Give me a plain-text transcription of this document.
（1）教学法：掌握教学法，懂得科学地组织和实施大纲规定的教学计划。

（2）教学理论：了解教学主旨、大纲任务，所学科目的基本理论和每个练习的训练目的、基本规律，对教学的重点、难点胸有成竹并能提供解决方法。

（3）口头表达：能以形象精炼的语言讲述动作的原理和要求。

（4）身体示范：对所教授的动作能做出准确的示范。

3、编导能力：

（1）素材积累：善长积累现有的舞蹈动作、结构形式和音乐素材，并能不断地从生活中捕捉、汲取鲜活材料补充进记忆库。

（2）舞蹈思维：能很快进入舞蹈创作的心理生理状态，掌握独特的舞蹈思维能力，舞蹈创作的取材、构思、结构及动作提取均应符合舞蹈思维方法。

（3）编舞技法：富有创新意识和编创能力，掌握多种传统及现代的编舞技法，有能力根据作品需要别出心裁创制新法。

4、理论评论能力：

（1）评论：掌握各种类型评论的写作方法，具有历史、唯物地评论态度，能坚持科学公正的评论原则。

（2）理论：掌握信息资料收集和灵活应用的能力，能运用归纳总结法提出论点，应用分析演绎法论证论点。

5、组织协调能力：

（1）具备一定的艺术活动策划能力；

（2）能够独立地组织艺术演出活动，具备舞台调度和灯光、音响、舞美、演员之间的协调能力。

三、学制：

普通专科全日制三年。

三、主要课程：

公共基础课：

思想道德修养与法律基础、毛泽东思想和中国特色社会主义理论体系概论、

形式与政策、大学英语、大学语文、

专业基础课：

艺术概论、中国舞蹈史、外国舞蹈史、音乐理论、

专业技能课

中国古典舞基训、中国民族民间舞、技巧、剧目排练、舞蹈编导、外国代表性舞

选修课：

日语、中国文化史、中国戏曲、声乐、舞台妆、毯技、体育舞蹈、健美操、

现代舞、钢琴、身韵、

-.-.-

Please repeat all the records above exactly as they appear.

Give me a plain-text transcription of this document.
（1）教学法：掌握教学法，懂得科学地组织和实施大纲规定的教学计划。

（2）教学理论：了解教学主旨、大纲任务，所学科目的基本理论和每个练习的训练目的、基本规律，对教学的重点、难点胸有成竹并能提供解决方法。

（3）口头表达：能以形象精炼的语言讲述动作的原理和要求。

（4）身体示范：对所教授的动作能做出准确的示范。

3、编导能力：

（1）素材积累：善长积累现有的舞蹈动作、结构形式和音乐素材，并能不断地从生活中捕捉、汲取鲜活材料补充进记忆库。

（2）舞蹈思维：能很快进入舞蹈创作的心理生理状态，掌握独特的舞蹈思维能力，舞蹈创作的取材、构思、结构及动作提取均应符合舞蹈思维方法。

（3）编舞技法：富有创新意识和编创能力，掌握多种传统及现代的编舞技法，有能力根据作品需要别出心裁创制新法。

4、理论评论能力：

（1）评论：掌握各种类型评论的写作方法，具有历史、唯物地评论态度，能坚持科学公正的评论原则。

（2）理论：掌握信息资料收集和灵活应用的能力，能运用归纳总结法提出论点，应用分析演绎法论证论点。

5、组织协调能力：

（1）具备一定的艺术活动策划能力；

（2）能够独立地组织艺术演出活动，具备舞台调度和灯光、音响、舞美、演员之间的协调能力。

三、学制：

普通专科全日制三年。

三、主要课程：

公共基础课：

思想道德修养与法律基础、毛泽东思想和中国特色社会主义理论体系概论、

形式与政策、大学英语、大学语文、

专业基础课：

艺术概论、中国舞蹈史、外国舞蹈史、音乐理论、

专业技能课

中国古典舞基训、中国民族民间舞、技巧、剧目排练、舞蹈编导、外国代表性舞

选修课：

日语、中国文化史、中国戏曲、声乐、舞台妆、毯技、体育舞蹈、健美操、

现代舞、钢琴、身韵、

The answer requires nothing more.